* [Brief] Quote the records beneath, complete and exact. Leave out images.

##### Information given #####

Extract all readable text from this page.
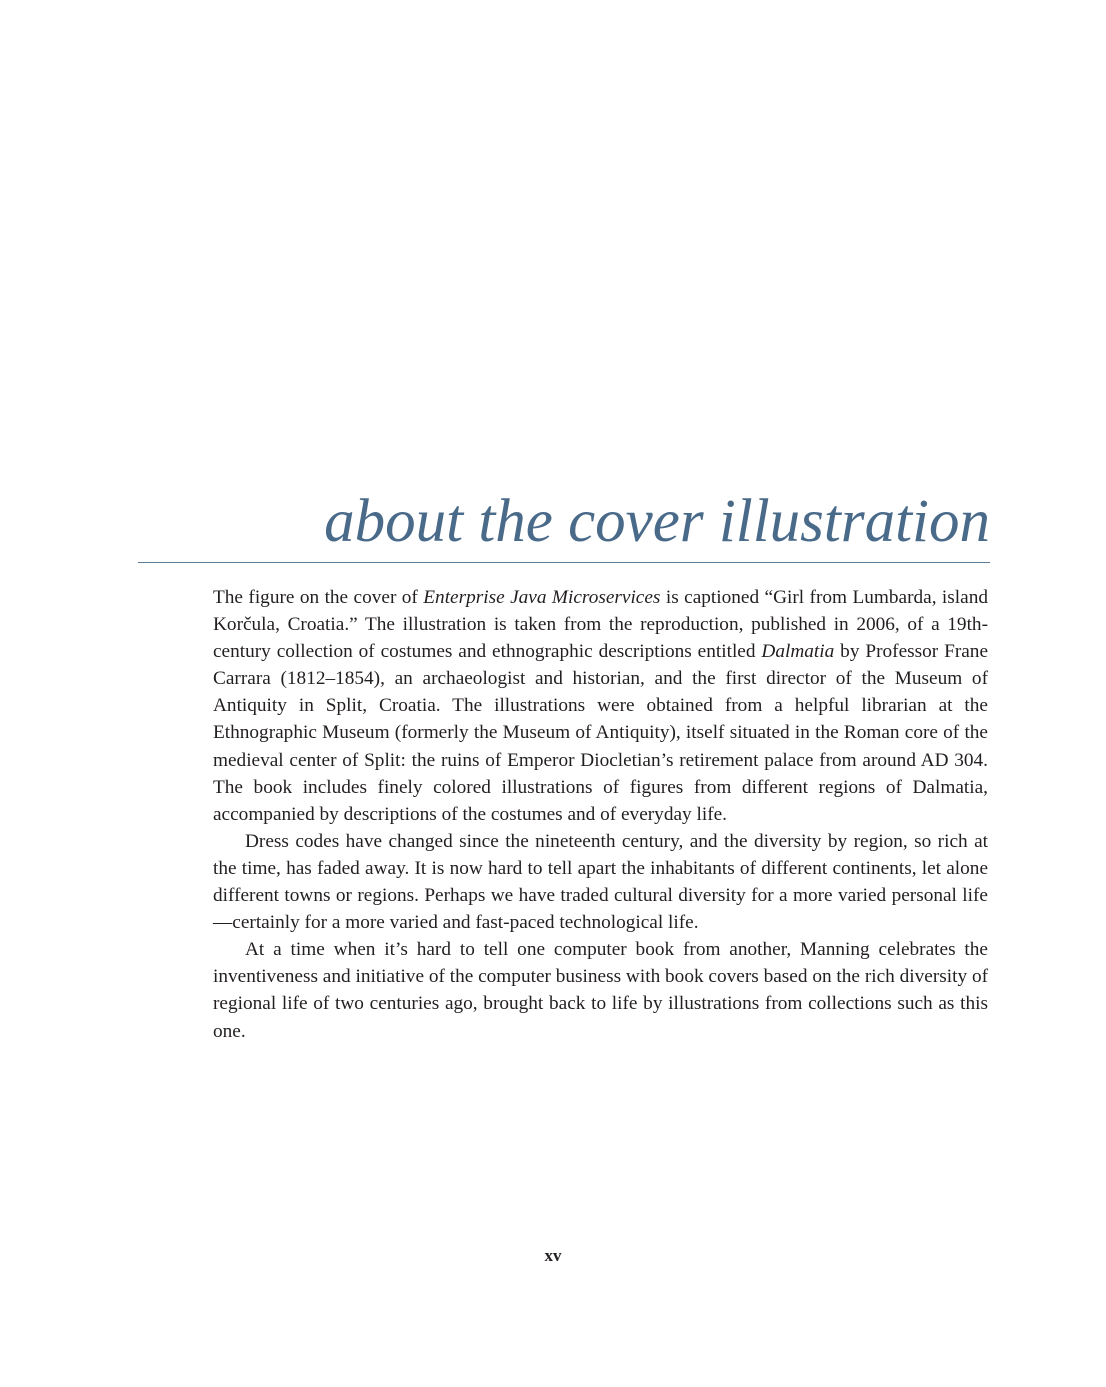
about the cover illustration

The figure on the cover of Enterprise Java Microservices is captioned “Girl from Lumbarda, island Korčula, Croatia.” The illustration is taken from the reproduction, published in 2006, of a 19th-century collection of costumes and ethnographic descriptions entitled Dalmatia by Professor Frane Carrara (1812–1854), an archaeologist and historian, and the first director of the Museum of Antiquity in Split, Croatia. The illustrations were obtained from a helpful librarian at the Ethnographic Museum (formerly the Museum of Antiquity), itself situated in the Roman core of the medieval center of Split: the ruins of Emperor Diocletian’s retirement palace from around AD 304. The book includes finely colored illustrations of figures from different regions of Dalmatia, accompanied by descriptions of the costumes and of everyday life.

Dress codes have changed since the nineteenth century, and the diversity by region, so rich at the time, has faded away. It is now hard to tell apart the inhabitants of different continents, let alone different towns or regions. Perhaps we have traded cultural diversity for a more varied personal life—certainly for a more varied and fast-paced technological life.

At a time when it’s hard to tell one computer book from another, Manning celebrates the inventiveness and initiative of the computer business with book covers based on the rich diversity of regional life of two centuries ago, brought back to life by illustrations from collections such as this one.

xv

#####

* [Reply]
Extract all readable text from this page.
about the cover illustration

The figure on the cover of Enterprise Java Microservices is captioned “Girl from Lumbarda, island Korčula, Croatia.” The illustration is taken from the reproduction, published in 2006, of a 19th-century collection of costumes and ethnographic descriptions entitled Dalmatia by Professor Frane Carrara (1812–1854), an archaeologist and historian, and the first director of the Museum of Antiquity in Split, Croatia. The illustrations were obtained from a helpful librarian at the Ethnographic Museum (formerly the Museum of Antiquity), itself situated in the Roman core of the medieval center of Split: the ruins of Emperor Diocletian’s retirement palace from around AD 304. The book includes finely colored illustrations of figures from different regions of Dalmatia, accompanied by descriptions of the costumes and of everyday life.

Dress codes have changed since the nineteenth century, and the diversity by region, so rich at the time, has faded away. It is now hard to tell apart the inhabitants of different continents, let alone different towns or regions. Perhaps we have traded cultural diversity for a more varied personal life—certainly for a more varied and fast-paced technological life.

At a time when it’s hard to tell one computer book from another, Manning celebrates the inventiveness and initiative of the computer business with book covers based on the rich diversity of regional life of two centuries ago, brought back to life by illustrations from collections such as this one.

xv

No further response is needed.